**WRITTEN REQUEST:**
Pull out every line below that holds the word "title".

Stored data entries
──────────────────────────────

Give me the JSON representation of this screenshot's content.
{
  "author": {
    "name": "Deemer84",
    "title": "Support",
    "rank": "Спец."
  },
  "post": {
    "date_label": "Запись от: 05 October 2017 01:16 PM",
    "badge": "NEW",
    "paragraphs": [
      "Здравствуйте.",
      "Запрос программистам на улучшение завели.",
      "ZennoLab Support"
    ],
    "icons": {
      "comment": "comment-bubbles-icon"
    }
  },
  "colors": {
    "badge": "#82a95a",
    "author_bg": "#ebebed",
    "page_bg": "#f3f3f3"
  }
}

──────────────────────────────

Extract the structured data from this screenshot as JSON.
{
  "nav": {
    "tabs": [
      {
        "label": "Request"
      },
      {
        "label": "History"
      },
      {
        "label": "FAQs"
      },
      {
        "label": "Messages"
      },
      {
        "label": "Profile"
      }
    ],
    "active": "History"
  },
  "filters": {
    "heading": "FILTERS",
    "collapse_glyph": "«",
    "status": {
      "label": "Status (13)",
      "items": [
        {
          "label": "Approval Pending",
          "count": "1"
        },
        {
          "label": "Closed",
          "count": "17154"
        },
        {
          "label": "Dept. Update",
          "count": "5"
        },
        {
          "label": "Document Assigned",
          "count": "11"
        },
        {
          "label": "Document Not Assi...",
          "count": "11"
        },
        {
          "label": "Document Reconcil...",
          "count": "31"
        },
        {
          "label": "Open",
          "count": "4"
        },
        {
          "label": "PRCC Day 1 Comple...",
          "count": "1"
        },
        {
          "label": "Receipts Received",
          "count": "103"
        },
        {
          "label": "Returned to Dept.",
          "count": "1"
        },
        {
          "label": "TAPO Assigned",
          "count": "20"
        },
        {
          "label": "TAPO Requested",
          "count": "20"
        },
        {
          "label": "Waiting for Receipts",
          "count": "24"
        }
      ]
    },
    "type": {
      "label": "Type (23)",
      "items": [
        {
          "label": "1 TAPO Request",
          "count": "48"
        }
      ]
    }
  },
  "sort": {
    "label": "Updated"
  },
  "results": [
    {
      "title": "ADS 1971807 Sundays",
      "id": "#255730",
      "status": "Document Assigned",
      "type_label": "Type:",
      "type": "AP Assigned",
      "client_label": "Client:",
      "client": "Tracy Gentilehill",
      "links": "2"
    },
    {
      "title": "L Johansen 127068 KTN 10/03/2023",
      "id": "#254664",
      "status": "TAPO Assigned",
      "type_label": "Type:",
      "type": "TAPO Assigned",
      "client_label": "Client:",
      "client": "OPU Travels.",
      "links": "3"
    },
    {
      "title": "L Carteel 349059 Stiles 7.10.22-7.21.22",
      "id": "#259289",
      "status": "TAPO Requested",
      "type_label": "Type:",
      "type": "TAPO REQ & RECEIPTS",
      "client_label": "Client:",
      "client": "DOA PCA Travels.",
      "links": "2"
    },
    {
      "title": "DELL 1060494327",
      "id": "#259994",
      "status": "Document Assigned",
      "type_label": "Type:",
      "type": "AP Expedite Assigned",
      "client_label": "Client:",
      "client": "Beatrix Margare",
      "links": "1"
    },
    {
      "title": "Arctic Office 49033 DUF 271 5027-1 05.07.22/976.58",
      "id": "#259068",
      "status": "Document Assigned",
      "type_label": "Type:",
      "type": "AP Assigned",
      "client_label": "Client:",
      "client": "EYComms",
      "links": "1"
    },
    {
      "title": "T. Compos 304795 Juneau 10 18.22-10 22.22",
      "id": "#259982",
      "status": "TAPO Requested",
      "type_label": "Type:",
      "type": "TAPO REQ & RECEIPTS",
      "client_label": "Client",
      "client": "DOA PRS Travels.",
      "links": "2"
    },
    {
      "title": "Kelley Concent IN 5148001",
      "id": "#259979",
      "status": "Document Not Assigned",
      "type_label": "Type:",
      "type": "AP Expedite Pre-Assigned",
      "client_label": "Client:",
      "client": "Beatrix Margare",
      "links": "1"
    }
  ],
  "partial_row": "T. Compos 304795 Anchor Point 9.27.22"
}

──────────────────────────────

**RESPONSE BELOW:**
    "title": "Support",
      "title": "ADS 1971807 Sundays",
      "title": "L Johansen 127068 KTN 10/03/2023",
      "title": "L Carteel 349059 Stiles 7.10.22-7.21.22",
      "title": "DELL 1060494327",
      "title": "Arctic Office 49033 DUF 271 5027-1 05.07.22/976.58",
      "title": "T. Compos 304795 Juneau 10 18.22-10 22.22",
      "title": "Kelley Concent IN 5148001",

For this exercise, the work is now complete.